Extract each line of the records below that contains the word "Tenderloin".

(Data items)
»»

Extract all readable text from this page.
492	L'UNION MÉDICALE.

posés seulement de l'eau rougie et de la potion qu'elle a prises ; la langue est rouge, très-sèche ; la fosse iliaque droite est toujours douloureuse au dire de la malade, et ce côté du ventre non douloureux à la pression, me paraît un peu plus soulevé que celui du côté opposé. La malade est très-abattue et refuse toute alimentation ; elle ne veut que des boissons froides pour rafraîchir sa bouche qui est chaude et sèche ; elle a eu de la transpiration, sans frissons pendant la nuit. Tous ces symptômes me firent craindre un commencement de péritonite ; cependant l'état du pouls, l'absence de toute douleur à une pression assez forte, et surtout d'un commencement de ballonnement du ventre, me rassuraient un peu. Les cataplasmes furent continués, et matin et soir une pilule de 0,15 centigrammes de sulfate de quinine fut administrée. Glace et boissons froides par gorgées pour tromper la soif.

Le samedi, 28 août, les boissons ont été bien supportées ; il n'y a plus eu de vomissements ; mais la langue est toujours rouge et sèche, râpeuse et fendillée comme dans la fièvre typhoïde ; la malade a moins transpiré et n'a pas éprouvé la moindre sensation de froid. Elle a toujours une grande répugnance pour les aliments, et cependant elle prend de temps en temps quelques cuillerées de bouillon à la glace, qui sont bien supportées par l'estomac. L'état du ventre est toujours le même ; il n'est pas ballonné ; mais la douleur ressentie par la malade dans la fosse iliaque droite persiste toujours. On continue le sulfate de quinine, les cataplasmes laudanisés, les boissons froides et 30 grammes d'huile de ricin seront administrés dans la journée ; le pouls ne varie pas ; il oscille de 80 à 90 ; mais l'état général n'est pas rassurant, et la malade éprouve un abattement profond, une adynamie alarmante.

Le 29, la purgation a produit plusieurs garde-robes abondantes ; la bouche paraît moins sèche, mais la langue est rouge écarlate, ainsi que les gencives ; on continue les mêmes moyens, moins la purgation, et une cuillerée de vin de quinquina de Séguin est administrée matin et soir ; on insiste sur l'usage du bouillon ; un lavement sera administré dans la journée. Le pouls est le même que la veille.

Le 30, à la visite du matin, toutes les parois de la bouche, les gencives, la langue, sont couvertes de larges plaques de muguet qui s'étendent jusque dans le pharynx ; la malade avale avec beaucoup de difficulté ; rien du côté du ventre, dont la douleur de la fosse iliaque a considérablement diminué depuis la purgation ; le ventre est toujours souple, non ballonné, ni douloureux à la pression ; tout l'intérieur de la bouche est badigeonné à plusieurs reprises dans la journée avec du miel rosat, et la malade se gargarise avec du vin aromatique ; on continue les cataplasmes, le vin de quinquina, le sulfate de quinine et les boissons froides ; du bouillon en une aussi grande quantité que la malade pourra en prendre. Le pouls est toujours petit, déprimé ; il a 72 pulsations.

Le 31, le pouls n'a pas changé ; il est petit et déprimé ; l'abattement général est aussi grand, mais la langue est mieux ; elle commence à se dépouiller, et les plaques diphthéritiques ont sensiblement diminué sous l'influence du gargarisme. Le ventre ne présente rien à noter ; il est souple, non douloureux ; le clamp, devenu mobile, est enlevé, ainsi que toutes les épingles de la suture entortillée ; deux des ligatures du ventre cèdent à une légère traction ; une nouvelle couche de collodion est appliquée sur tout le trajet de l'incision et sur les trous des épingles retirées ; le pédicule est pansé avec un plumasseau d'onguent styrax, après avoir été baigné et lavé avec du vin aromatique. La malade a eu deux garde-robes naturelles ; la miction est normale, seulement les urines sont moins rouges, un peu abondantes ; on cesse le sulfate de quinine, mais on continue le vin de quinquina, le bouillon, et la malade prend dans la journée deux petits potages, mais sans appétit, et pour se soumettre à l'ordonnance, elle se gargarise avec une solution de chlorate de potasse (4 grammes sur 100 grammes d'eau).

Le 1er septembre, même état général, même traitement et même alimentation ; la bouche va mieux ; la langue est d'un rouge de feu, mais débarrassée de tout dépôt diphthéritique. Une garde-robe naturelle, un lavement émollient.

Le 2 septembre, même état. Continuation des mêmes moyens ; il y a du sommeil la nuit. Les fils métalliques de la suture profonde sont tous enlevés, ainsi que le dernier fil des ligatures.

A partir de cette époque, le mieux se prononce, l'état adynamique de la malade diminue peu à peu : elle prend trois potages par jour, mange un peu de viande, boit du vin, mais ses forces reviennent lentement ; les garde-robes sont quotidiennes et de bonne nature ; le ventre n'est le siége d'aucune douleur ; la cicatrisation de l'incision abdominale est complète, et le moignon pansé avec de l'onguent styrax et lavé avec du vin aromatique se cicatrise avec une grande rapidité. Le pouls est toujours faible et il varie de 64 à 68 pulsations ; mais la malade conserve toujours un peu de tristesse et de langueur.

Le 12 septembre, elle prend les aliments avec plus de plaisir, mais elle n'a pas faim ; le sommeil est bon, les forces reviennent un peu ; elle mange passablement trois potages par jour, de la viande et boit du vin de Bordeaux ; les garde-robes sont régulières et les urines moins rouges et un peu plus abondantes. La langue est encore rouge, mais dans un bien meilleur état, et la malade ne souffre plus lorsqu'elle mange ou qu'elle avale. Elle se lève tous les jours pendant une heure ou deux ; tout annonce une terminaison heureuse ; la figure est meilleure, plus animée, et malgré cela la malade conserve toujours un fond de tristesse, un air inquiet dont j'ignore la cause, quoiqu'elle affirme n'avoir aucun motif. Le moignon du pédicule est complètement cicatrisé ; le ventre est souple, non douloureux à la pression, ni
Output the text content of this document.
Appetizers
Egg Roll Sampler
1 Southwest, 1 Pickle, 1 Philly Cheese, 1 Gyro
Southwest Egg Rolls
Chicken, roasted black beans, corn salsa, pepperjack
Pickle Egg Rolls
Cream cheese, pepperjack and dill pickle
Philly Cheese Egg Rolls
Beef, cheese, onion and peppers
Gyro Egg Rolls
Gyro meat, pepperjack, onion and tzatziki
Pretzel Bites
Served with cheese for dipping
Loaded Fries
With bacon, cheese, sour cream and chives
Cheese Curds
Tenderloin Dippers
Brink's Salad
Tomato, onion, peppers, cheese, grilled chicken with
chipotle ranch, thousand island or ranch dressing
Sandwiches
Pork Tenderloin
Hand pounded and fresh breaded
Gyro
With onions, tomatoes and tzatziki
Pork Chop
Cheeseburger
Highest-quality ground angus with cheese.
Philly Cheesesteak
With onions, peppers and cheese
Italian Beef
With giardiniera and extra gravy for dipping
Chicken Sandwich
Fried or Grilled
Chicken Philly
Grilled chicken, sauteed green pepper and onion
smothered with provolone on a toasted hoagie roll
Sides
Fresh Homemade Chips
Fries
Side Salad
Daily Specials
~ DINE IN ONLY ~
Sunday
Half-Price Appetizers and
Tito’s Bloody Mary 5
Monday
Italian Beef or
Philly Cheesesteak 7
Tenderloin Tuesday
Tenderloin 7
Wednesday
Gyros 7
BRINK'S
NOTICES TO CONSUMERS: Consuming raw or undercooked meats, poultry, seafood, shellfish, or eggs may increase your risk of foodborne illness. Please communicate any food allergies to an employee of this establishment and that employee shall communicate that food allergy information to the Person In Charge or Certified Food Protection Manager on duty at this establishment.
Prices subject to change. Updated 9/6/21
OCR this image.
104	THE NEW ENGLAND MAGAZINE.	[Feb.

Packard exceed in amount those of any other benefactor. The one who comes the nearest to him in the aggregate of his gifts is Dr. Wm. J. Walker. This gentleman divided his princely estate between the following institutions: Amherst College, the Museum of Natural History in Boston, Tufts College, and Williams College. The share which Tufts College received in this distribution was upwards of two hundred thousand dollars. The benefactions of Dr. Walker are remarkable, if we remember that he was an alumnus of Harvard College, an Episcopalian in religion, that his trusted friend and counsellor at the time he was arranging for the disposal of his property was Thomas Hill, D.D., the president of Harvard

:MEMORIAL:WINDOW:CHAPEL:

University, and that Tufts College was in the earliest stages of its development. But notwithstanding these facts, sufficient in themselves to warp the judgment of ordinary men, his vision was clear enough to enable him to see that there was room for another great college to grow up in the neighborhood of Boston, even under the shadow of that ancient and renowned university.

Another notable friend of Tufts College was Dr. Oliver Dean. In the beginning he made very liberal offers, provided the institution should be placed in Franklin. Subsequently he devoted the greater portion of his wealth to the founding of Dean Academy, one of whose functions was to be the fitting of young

««

**Completed task:**
Tenderloin Dippers
Pork Tenderloin
Tenderloin Tuesday
Tenderloin 7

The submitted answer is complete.